--- What to do ---
Copy each line in the data that includes the word "value".

# start of Input records

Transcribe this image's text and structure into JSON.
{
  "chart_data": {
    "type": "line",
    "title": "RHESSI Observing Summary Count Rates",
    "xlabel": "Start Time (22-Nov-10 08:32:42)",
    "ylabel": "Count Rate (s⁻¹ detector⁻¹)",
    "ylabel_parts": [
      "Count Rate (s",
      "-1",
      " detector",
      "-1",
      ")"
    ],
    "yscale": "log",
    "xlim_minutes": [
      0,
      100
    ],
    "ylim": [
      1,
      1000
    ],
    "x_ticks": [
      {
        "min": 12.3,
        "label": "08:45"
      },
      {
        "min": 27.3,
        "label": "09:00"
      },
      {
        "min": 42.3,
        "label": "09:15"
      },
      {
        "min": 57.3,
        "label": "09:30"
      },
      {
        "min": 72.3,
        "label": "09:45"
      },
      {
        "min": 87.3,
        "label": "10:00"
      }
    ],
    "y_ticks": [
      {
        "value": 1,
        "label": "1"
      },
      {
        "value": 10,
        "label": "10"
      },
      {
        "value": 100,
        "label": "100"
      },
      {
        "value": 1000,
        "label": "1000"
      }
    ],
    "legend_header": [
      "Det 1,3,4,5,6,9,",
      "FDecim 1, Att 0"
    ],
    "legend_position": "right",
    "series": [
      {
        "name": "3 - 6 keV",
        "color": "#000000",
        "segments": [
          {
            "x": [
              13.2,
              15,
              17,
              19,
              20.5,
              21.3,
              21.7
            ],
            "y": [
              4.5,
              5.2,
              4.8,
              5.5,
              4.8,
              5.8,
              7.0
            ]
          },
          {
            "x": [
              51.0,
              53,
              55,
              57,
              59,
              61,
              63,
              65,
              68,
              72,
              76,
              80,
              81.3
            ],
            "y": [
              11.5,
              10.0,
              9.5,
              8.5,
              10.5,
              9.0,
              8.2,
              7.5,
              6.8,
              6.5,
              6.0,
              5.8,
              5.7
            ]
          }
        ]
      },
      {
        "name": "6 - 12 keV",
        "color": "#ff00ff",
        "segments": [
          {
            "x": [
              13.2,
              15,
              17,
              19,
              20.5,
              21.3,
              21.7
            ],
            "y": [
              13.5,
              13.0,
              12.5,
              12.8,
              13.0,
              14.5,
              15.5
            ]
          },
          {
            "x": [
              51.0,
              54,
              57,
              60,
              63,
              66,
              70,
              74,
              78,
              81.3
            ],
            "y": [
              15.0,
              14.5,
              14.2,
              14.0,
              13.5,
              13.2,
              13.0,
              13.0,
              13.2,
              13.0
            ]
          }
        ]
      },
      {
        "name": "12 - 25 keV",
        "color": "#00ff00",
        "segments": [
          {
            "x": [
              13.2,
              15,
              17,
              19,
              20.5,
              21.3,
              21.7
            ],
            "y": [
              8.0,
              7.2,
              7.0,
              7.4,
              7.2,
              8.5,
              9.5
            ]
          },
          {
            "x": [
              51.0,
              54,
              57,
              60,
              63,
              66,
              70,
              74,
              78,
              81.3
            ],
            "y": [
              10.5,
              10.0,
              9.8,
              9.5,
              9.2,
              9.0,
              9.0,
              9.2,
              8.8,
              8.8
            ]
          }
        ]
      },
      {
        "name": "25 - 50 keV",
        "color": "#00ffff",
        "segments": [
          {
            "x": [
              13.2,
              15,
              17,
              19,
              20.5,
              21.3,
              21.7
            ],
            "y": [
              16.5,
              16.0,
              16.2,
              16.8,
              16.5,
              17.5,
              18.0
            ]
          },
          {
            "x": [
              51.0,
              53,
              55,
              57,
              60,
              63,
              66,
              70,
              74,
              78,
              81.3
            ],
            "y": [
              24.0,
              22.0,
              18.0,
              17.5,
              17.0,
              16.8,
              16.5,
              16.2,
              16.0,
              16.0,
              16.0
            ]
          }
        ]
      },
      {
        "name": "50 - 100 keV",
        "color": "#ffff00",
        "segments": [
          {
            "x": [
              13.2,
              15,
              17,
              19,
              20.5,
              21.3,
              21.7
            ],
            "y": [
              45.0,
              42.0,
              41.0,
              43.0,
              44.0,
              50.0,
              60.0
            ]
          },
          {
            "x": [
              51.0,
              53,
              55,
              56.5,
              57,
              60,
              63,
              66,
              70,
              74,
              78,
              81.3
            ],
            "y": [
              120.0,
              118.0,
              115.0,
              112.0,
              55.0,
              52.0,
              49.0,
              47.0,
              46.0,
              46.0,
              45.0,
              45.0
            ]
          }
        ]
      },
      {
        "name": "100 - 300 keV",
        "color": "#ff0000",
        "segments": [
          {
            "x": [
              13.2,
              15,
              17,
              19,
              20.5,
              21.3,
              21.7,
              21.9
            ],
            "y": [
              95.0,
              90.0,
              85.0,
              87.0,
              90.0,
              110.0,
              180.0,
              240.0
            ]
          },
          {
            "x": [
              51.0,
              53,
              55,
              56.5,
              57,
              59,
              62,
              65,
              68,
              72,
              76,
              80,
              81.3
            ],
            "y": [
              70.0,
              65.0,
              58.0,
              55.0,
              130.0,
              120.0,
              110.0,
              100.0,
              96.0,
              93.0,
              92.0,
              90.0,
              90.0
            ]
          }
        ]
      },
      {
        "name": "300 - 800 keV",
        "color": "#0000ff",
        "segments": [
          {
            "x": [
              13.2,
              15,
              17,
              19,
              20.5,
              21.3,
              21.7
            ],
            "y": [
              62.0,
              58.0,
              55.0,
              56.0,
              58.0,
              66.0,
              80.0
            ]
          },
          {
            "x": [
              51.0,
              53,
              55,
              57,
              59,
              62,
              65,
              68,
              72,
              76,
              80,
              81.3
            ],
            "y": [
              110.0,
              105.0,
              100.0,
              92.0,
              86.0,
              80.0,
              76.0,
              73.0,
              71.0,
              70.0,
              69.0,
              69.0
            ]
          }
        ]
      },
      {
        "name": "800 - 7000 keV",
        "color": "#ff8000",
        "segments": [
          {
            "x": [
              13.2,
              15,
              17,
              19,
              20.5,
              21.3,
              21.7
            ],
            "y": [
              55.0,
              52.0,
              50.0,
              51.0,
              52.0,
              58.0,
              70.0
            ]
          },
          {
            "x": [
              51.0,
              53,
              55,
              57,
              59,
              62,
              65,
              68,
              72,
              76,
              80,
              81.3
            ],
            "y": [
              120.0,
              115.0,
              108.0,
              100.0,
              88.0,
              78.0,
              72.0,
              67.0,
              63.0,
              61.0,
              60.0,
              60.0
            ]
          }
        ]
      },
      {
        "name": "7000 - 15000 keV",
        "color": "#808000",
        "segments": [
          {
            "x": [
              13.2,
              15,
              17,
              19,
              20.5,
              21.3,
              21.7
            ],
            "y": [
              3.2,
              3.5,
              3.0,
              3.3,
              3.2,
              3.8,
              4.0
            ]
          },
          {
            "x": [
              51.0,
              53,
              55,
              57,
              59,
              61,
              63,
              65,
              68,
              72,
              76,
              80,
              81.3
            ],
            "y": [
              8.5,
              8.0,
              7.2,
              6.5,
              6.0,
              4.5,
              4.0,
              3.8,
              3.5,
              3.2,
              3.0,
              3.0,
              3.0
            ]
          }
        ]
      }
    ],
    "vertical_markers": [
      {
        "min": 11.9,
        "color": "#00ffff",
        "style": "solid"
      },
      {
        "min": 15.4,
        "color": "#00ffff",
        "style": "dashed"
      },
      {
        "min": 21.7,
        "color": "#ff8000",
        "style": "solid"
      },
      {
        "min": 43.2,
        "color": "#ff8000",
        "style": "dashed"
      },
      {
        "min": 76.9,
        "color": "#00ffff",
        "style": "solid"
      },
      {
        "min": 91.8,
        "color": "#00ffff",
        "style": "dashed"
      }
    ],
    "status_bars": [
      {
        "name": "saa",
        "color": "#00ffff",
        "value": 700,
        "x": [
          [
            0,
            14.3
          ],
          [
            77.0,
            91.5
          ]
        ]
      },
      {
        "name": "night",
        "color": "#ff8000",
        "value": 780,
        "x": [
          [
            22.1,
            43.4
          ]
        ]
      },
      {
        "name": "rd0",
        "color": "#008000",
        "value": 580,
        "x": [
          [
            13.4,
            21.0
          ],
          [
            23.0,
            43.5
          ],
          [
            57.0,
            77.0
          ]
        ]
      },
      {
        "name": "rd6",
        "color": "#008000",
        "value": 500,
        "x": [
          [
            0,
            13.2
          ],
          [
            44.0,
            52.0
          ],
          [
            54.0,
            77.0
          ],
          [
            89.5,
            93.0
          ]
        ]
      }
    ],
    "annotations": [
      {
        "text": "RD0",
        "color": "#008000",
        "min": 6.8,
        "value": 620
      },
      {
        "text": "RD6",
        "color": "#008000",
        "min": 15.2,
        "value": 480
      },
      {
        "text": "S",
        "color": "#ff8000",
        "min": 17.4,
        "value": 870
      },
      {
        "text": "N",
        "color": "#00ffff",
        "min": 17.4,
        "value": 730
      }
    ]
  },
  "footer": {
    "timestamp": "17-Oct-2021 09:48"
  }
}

# end of Input records

--- Exercise result ---
        "value": 1,
        "value": 10,
        "value": 100,
        "value": 1000,
        "value": 700,
        "value": 780,
        "value": 580,
        "value": 500,
        "value": 620
        "value": 480
        "value": 870
        "value": 730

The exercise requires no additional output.